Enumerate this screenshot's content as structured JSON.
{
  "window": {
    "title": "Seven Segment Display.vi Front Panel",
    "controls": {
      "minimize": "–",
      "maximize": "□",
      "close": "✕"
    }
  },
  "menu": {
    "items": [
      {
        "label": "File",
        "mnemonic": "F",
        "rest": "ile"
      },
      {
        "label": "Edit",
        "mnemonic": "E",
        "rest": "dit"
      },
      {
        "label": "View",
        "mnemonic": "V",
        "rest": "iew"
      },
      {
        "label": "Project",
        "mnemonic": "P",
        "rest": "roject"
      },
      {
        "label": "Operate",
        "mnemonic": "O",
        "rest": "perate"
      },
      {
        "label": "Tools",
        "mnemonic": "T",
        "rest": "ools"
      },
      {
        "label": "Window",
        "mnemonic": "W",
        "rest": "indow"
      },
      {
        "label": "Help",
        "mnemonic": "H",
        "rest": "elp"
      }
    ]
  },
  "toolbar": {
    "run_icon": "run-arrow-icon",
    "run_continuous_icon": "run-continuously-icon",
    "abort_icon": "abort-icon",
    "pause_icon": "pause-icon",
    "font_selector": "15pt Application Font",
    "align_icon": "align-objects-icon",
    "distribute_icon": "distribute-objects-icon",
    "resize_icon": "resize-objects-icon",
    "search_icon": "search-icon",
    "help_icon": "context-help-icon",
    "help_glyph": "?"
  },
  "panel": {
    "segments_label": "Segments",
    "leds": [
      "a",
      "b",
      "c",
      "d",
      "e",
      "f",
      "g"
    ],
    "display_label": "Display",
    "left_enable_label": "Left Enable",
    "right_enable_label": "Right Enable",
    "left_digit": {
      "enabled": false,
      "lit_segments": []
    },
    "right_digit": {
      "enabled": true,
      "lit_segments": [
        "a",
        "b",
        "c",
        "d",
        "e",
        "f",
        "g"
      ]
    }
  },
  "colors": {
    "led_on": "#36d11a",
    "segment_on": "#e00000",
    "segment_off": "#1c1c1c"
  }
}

▶ [Problem to work on]: The lines above should be duplicated exactly.

▶ [Exercise answer]:
Enumerate this screenshot's content as structured JSON.
{
  "window": {
    "title": "Seven Segment Display.vi Front Panel",
    "controls": {
      "minimize": "–",
      "maximize": "□",
      "close": "✕"
    }
  },
  "menu": {
    "items": [
      {
        "label": "File",
        "mnemonic": "F",
        "rest": "ile"
      },
      {
        "label": "Edit",
        "mnemonic": "E",
        "rest": "dit"
      },
      {
        "label": "View",
        "mnemonic": "V",
        "rest": "iew"
      },
      {
        "label": "Project",
        "mnemonic": "P",
        "rest": "roject"
      },
      {
        "label": "Operate",
        "mnemonic": "O",
        "rest": "perate"
      },
      {
        "label": "Tools",
        "mnemonic": "T",
        "rest": "ools"
      },
      {
        "label": "Window",
        "mnemonic": "W",
        "rest": "indow"
      },
      {
        "label": "Help",
        "mnemonic": "H",
        "rest": "elp"
      }
    ]
  },
  "toolbar": {
    "run_icon": "run-arrow-icon",
    "run_continuous_icon": "run-continuously-icon",
    "abort_icon": "abort-icon",
    "pause_icon": "pause-icon",
    "font_selector": "15pt Application Font",
    "align_icon": "align-objects-icon",
    "distribute_icon": "distribute-objects-icon",
    "resize_icon": "resize-objects-icon",
    "search_icon": "search-icon",
    "help_icon": "context-help-icon",
    "help_glyph": "?"
  },
  "panel": {
    "segments_label": "Segments",
    "leds": [
      "a",
      "b",
      "c",
      "d",
      "e",
      "f",
      "g"
    ],
    "display_label": "Display",
    "left_enable_label": "Left Enable",
    "right_enable_label": "Right Enable",
    "left_digit": {
      "enabled": false,
      "lit_segments": []
    },
    "right_digit": {
      "enabled": true,
      "lit_segments": [
        "a",
        "b",
        "c",
        "d",
        "e",
        "f",
        "g"
      ]
    }
  },
  "colors": {
    "led_on": "#36d11a",
    "segment_on": "#e00000",
    "segment_off": "#1c1c1c"
  }
}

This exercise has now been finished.